* start *

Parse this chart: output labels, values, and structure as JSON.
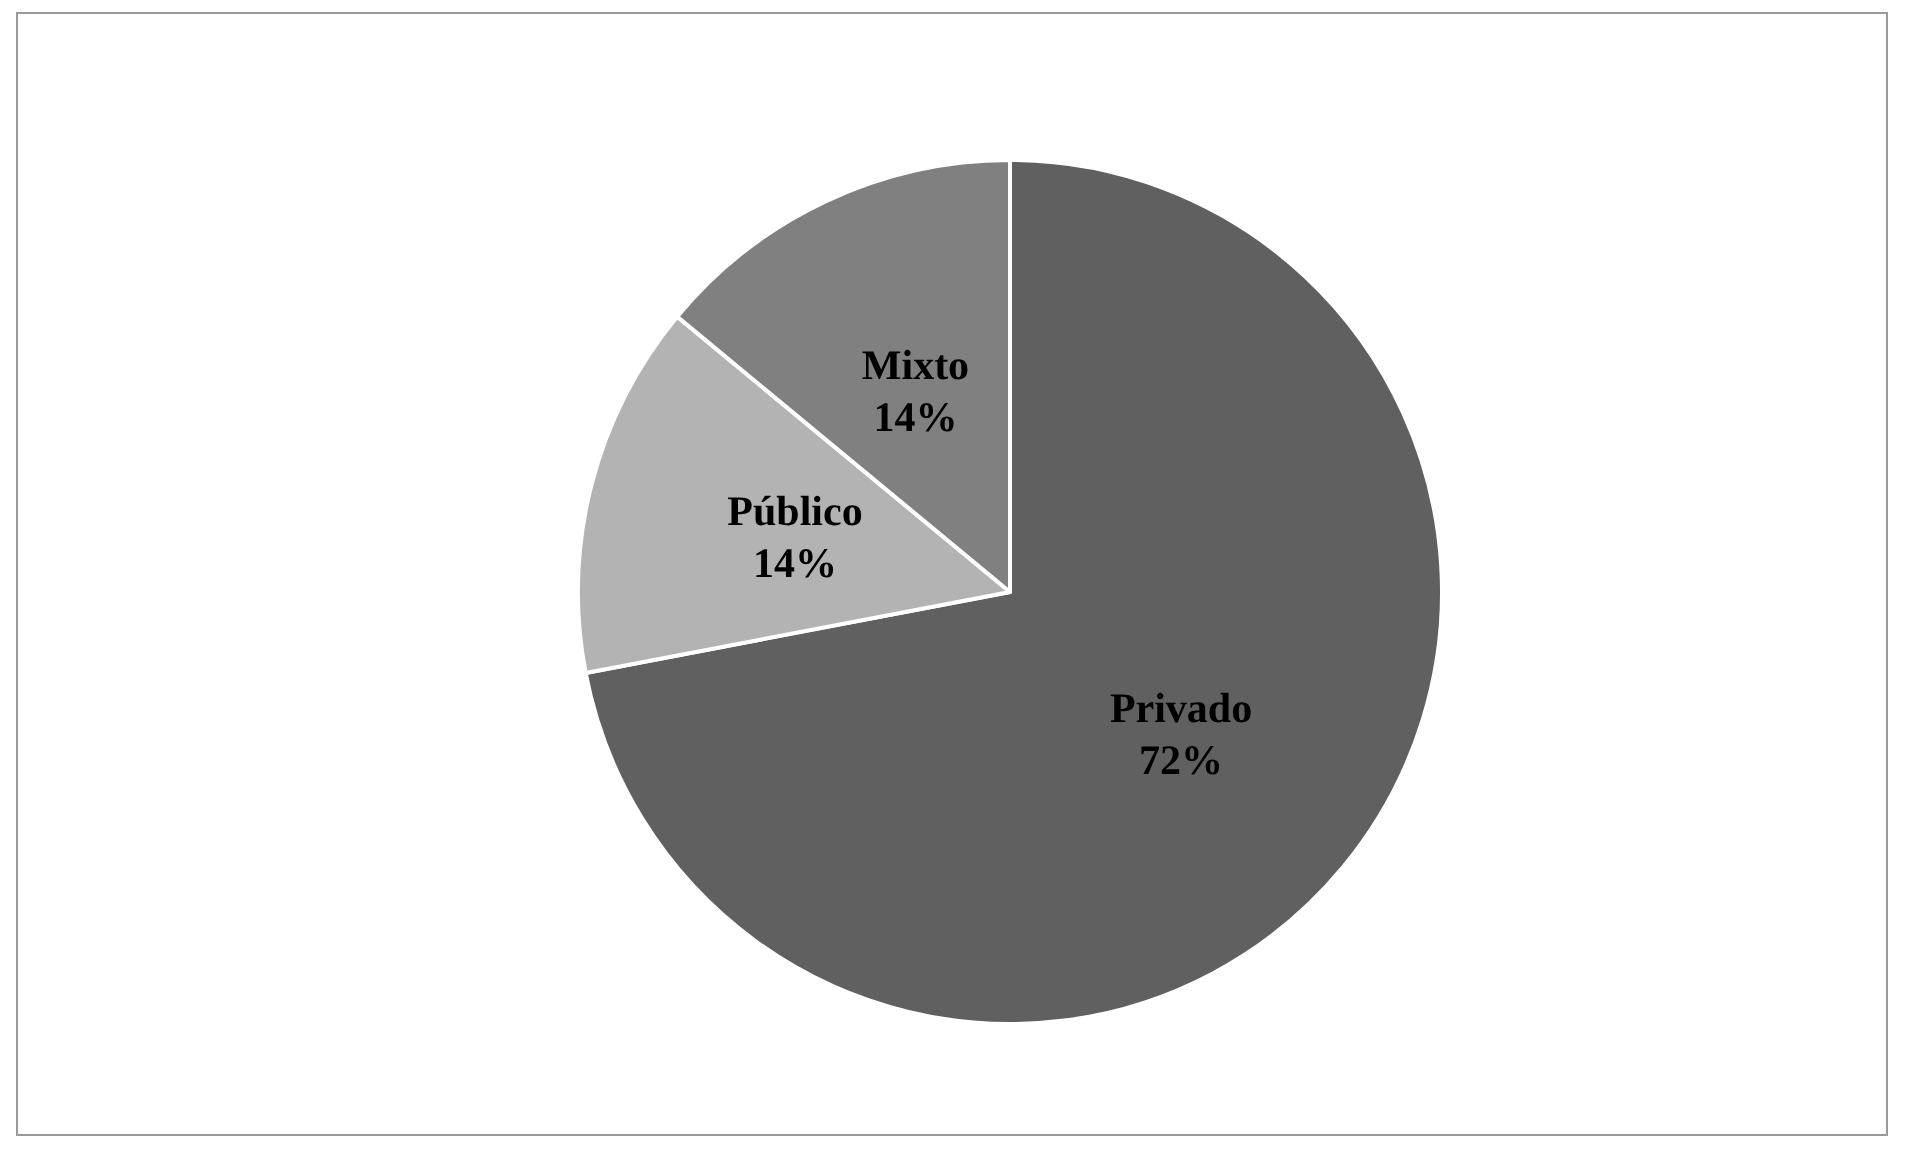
{
  "chart_data": {
    "type": "pie",
    "categories": [
      "Privado",
      "Público",
      "Mixto"
    ],
    "values": [
      72,
      14,
      14
    ],
    "value_labels": [
      "72%",
      "14%",
      "14%"
    ],
    "colors": [
      "#606060",
      "#b3b3b3",
      "#808080"
    ],
    "legend": false
  }
}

* end *

[WHAT YOU ARE ASKED TO DO]
Every line of text is to be repeated exactly; pictures are left out.

[WRITTEN SOLUTION]
Parse this chart: output labels, values, and structure as JSON.
{
  "chart_data": {
    "type": "pie",
    "categories": [
      "Privado",
      "Público",
      "Mixto"
    ],
    "values": [
      72,
      14,
      14
    ],
    "value_labels": [
      "72%",
      "14%",
      "14%"
    ],
    "colors": [
      "#606060",
      "#b3b3b3",
      "#808080"
    ],
    "legend": false
  }
}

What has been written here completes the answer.